= TASK INSTRUCTIONS =
Pick out each line of the records in which the word "screenshot" appears.
##### RAW RECORDS
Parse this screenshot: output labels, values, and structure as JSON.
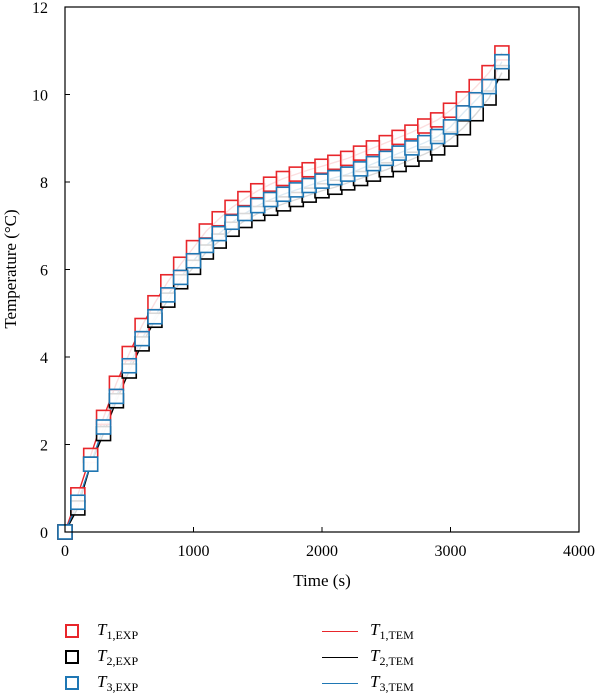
{
  "chart_data": {
    "type": "line",
    "title": "",
    "xlabel": "Time (s)",
    "ylabel": "Temperature (°C)",
    "xlim": [
      0,
      4000
    ],
    "ylim": [
      0,
      12
    ],
    "xticks": [
      "0",
      "1000",
      "2000",
      "3000",
      "4000"
    ],
    "yticks": [
      "0",
      "2",
      "4",
      "6",
      "8",
      "10",
      "12"
    ],
    "grid": false,
    "legend_position": "bottom",
    "x": [
      0,
      100,
      200,
      300,
      400,
      500,
      600,
      700,
      800,
      900,
      1000,
      1100,
      1200,
      1300,
      1400,
      1500,
      1600,
      1700,
      1800,
      1900,
      2000,
      2100,
      2200,
      2300,
      2400,
      2500,
      2600,
      2700,
      2800,
      2900,
      3000,
      3100,
      3200,
      3300,
      3400
    ],
    "series": [
      {
        "name": "T1,EXP",
        "kind": "markers",
        "color": "#e8262b",
        "values": [
          0,
          0.85,
          1.75,
          2.62,
          3.4,
          4.08,
          4.72,
          5.24,
          5.72,
          6.12,
          6.5,
          6.88,
          7.16,
          7.42,
          7.62,
          7.8,
          7.95,
          8.08,
          8.18,
          8.28,
          8.36,
          8.45,
          8.54,
          8.66,
          8.78,
          8.9,
          9.02,
          9.14,
          9.28,
          9.42,
          9.64,
          9.9,
          10.18,
          10.5,
          10.95
        ]
      },
      {
        "name": "T2,EXP",
        "kind": "markers",
        "color": "#000000",
        "values": [
          0,
          0.55,
          1.55,
          2.25,
          3.0,
          3.68,
          4.3,
          4.84,
          5.3,
          5.72,
          6.05,
          6.4,
          6.65,
          6.92,
          7.12,
          7.28,
          7.4,
          7.5,
          7.6,
          7.7,
          7.8,
          7.88,
          7.98,
          8.08,
          8.18,
          8.28,
          8.4,
          8.52,
          8.64,
          8.78,
          8.98,
          9.24,
          9.56,
          9.92,
          10.5
        ]
      },
      {
        "name": "T3,EXP",
        "kind": "markers",
        "color": "#1f77b4",
        "values": [
          0,
          0.68,
          1.55,
          2.4,
          3.1,
          3.8,
          4.42,
          4.92,
          5.42,
          5.82,
          6.2,
          6.55,
          6.82,
          7.08,
          7.28,
          7.46,
          7.6,
          7.72,
          7.82,
          7.92,
          8.02,
          8.1,
          8.18,
          8.3,
          8.42,
          8.54,
          8.66,
          8.78,
          8.9,
          9.04,
          9.26,
          9.58,
          9.88,
          10.18,
          10.75
        ]
      },
      {
        "name": "T1,TEM",
        "kind": "line",
        "color": "#e8262b",
        "values": [
          0,
          0.85,
          1.75,
          2.62,
          3.4,
          4.08,
          4.72,
          5.24,
          5.72,
          6.12,
          6.5,
          6.88,
          7.16,
          7.42,
          7.62,
          7.8,
          7.95,
          8.08,
          8.18,
          8.28,
          8.36,
          8.45,
          8.54,
          8.66,
          8.78,
          8.9,
          9.02,
          9.14,
          9.28,
          9.42,
          9.64,
          9.9,
          10.18,
          10.5,
          10.95
        ]
      },
      {
        "name": "T2,TEM",
        "kind": "line",
        "color": "#000000",
        "values": [
          0,
          0.55,
          1.55,
          2.25,
          3.0,
          3.68,
          4.3,
          4.84,
          5.3,
          5.72,
          6.05,
          6.4,
          6.65,
          6.92,
          7.12,
          7.28,
          7.4,
          7.5,
          7.6,
          7.7,
          7.8,
          7.88,
          7.98,
          8.08,
          8.18,
          8.28,
          8.4,
          8.52,
          8.64,
          8.78,
          8.98,
          9.24,
          9.56,
          9.92,
          10.5
        ]
      },
      {
        "name": "T3,TEM",
        "kind": "line",
        "color": "#1f77b4",
        "values": [
          0,
          0.68,
          1.55,
          2.4,
          3.1,
          3.8,
          4.42,
          4.92,
          5.42,
          5.82,
          6.2,
          6.55,
          6.82,
          7.08,
          7.28,
          7.46,
          7.6,
          7.72,
          7.82,
          7.92,
          8.02,
          8.1,
          8.18,
          8.3,
          8.42,
          8.54,
          8.66,
          8.78,
          8.9,
          9.04,
          9.26,
          9.58,
          9.88,
          10.18,
          10.75
        ]
      }
    ],
    "legend": [
      {
        "symbol": "T",
        "sub": "1,EXP",
        "style": "marker",
        "color": "#e8262b"
      },
      {
        "symbol": "T",
        "sub": "2,EXP",
        "style": "marker",
        "color": "#000000"
      },
      {
        "symbol": "T",
        "sub": "3,EXP",
        "style": "marker",
        "color": "#1f77b4"
      },
      {
        "symbol": "T",
        "sub": "1,TEM",
        "style": "line",
        "color": "#e8262b"
      },
      {
        "symbol": "T",
        "sub": "2,TEM",
        "style": "line",
        "color": "#000000"
      },
      {
        "symbol": "T",
        "sub": "3,TEM",
        "style": "line",
        "color": "#1f77b4"
      }
    ]
  }
}
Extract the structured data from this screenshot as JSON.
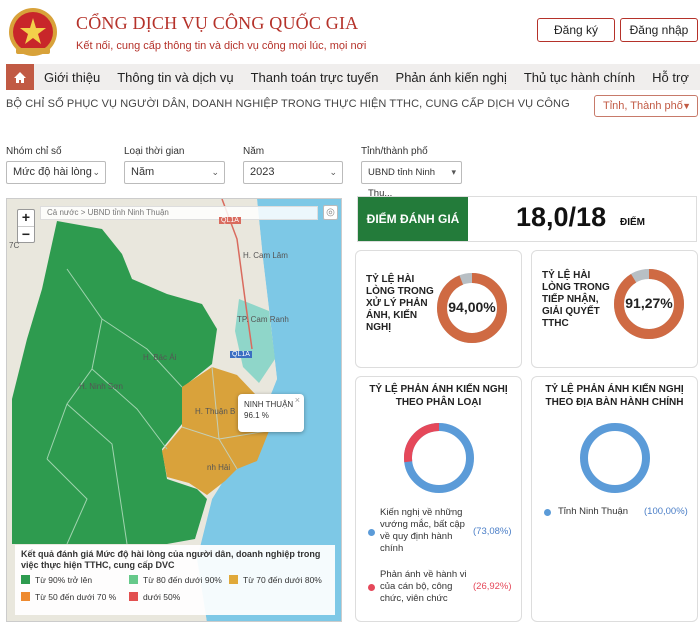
{
  "header": {
    "title": "CỔNG DỊCH VỤ CÔNG QUỐC GIA",
    "subtitle": "Kết nối, cung cấp thông tin và dịch vụ công mọi lúc, mọi nơi",
    "register_label": "Đăng ký",
    "login_label": "Đăng nhập"
  },
  "nav": {
    "items": [
      "Giới thiệu",
      "Thông tin và dịch vụ",
      "Thanh toán trực tuyến",
      "Phản ánh kiến nghị",
      "Thủ tục hành chính",
      "Hỗ trợ"
    ]
  },
  "page": {
    "subtitle": "BỘ CHỈ SỐ PHỤC VỤ NGƯỜI DÂN, DOANH NGHIỆP TRONG THỰC HIỆN TTHC, CUNG CẤP DỊCH VỤ CÔNG",
    "province_select": "Tỉnh, Thành phố"
  },
  "filters": {
    "group_label": "Nhóm chỉ số",
    "group_value": "Mức độ hài lòng",
    "period_label": "Loại thời gian",
    "period_value": "Năm",
    "year_label": "Năm",
    "year_value": "2023",
    "province_label": "Tỉnh/thành phố",
    "province_value": "UBND tỉnh Ninh Thu..."
  },
  "map": {
    "zoom_in": "+",
    "zoom_out": "−",
    "breadcrumb": "Cả nước > UBND tỉnh Ninh Thuận",
    "labels": {
      "ql1a_top": "QL1A",
      "cam_lam": "H. Cam Lâm",
      "cam_ranh": "TP. Cam Ranh",
      "ql1a_mid": "QL1A",
      "bac_ai": "H. Bác Ái",
      "ninh_son": "H. Ninh Sơn",
      "thuan_bac": "H. Thuận B",
      "ninh_hai": "nh Hải",
      "tc": "7C"
    },
    "popup": {
      "name": "NINH THUẬN",
      "value": "96.1 %",
      "close": "×"
    },
    "legend": {
      "title": "Kết quả đánh giá Mức độ hài lòng của người dân, doanh nghiệp trong việc thực hiện TTHC, cung cấp DVC",
      "items": [
        {
          "label": "Từ 90% trở lên",
          "color": "#2e9b4f"
        },
        {
          "label": "Từ 80 đến dưới 90%",
          "color": "#66c98a"
        },
        {
          "label": "Từ 70 đến dưới 80%",
          "color": "#e0a93a"
        },
        {
          "label": "Từ 50 đến dưới 70 %",
          "color": "#ee8a30"
        },
        {
          "label": "dưới 50%",
          "color": "#e25050"
        }
      ]
    }
  },
  "score": {
    "label": "ĐIỂM ĐÁNH GIÁ",
    "value": "18,0/18",
    "unit": "ĐIỂM"
  },
  "cards": {
    "handling": {
      "label": "TỶ LỆ HÀI LÒNG TRONG XỬ LÝ PHẢN ÁNH, KIẾN NGHỊ",
      "percent_text": "94,00%",
      "percent": 94.0
    },
    "reception": {
      "label": "TỶ LỆ HÀI LÒNG TRONG TIẾP NHẬN, GIẢI QUYẾT TTHC",
      "percent_text": "91,27%",
      "percent": 91.27
    },
    "by_type": {
      "title": "TỶ LỆ PHẢN ÁNH KIẾN NGHỊ THEO PHÂN LOẠI",
      "items": [
        {
          "label": "Kiến nghị về những vướng mắc, bất cập về quy định hành chính",
          "percent_text": "(73,08%)",
          "percent": 73.08,
          "color": "#5b9bd8"
        },
        {
          "label": "Phản ánh về hành vi của cán bộ, công chức, viên chức",
          "percent_text": "(26,92%)",
          "percent": 26.92,
          "color": "#e5485a"
        }
      ]
    },
    "by_area": {
      "title": "TỶ LỆ PHẢN ÁNH KIẾN NGHỊ THEO ĐỊA BÀN HÀNH CHÍNH",
      "items": [
        {
          "label": "Tỉnh Ninh Thuận",
          "percent_text": "(100,00%)",
          "percent": 100.0,
          "color": "#5b9bd8"
        }
      ]
    }
  },
  "colors": {
    "brand": "#b5322a",
    "nav_home": "#c15a44",
    "score_green": "#237b3a",
    "donut_orange": "#cf6a43",
    "donut_gray": "#b8bfc4",
    "donut_blue": "#5b9bd8",
    "donut_red": "#e5485a"
  }
}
##########
= WRITTEN ANSWER =
Parse this screenshot: output labels, values, and structure as JSON.
Extract the structured data from this screenshot as JSON.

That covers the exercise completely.